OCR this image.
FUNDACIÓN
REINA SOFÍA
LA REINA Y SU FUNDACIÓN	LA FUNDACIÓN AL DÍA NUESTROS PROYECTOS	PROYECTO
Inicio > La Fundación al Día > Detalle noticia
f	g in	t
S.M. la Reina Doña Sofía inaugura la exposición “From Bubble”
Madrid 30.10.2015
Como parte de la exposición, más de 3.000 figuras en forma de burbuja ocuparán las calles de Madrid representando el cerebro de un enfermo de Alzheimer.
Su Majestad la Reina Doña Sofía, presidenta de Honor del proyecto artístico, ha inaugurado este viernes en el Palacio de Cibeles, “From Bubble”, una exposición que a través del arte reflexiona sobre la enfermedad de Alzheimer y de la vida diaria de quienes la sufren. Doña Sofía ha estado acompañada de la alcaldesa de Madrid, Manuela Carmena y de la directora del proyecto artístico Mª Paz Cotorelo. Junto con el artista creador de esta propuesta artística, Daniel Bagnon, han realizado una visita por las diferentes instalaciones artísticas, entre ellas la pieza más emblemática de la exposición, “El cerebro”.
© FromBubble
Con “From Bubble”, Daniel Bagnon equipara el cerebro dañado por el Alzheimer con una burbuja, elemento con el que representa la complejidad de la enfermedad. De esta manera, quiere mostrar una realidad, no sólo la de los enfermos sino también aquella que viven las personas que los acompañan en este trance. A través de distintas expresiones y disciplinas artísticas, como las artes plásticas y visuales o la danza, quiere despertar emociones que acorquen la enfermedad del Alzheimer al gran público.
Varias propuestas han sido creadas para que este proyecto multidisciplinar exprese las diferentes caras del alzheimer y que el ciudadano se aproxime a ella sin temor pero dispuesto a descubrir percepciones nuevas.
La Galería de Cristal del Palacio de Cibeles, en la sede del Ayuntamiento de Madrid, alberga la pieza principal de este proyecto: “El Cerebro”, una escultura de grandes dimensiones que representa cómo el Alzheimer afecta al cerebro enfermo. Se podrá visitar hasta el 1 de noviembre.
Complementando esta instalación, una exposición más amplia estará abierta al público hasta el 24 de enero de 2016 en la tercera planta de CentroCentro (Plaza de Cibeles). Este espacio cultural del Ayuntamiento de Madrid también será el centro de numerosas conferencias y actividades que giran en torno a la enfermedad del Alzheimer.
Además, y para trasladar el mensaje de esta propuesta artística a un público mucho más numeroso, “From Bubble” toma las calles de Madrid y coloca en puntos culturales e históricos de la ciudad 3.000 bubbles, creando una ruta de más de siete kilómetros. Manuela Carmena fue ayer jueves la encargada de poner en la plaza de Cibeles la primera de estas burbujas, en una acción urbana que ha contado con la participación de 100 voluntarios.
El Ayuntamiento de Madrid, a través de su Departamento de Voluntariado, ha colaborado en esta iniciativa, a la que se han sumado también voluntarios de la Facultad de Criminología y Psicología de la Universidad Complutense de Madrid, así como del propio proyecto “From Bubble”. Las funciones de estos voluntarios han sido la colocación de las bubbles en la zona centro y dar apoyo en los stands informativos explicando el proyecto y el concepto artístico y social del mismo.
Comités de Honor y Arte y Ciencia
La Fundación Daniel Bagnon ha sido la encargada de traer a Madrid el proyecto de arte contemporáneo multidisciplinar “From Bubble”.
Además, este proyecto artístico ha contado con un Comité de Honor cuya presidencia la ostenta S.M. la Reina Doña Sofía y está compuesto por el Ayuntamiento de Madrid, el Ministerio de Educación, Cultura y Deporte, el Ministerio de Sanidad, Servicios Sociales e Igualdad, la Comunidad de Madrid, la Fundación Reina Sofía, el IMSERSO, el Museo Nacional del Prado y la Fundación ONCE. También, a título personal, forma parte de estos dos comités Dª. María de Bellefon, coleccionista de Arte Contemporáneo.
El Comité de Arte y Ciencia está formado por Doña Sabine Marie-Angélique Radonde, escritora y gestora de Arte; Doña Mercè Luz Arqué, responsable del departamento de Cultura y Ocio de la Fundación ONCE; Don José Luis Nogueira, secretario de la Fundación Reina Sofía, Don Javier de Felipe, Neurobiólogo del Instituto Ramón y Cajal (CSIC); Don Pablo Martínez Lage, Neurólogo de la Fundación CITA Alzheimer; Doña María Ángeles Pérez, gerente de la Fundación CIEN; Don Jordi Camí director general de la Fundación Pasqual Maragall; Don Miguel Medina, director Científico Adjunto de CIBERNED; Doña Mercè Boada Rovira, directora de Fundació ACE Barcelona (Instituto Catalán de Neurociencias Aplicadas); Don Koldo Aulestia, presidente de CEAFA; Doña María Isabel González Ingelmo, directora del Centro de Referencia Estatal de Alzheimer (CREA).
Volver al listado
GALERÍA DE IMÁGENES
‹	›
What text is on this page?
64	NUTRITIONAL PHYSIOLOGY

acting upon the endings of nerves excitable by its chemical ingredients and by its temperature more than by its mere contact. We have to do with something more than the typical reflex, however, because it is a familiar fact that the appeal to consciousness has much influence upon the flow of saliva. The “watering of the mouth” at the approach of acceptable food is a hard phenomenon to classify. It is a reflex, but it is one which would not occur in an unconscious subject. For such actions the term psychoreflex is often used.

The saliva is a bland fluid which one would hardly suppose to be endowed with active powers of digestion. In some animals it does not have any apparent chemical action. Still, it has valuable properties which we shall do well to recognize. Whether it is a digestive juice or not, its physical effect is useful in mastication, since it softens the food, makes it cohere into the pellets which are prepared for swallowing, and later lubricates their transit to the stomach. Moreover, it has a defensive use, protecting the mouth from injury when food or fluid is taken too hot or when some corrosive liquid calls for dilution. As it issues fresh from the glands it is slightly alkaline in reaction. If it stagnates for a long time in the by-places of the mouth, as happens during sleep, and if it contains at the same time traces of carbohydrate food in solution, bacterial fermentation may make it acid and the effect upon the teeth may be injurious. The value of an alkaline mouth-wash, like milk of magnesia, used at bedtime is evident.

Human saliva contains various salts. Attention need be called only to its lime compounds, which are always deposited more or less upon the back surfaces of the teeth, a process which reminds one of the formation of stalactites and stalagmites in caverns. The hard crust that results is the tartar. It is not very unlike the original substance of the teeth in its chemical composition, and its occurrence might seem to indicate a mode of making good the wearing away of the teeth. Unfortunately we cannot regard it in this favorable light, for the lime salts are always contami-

———

_Exercise goal_
A single number is required: how many lines in the material above include the string "that".

_Solution_
2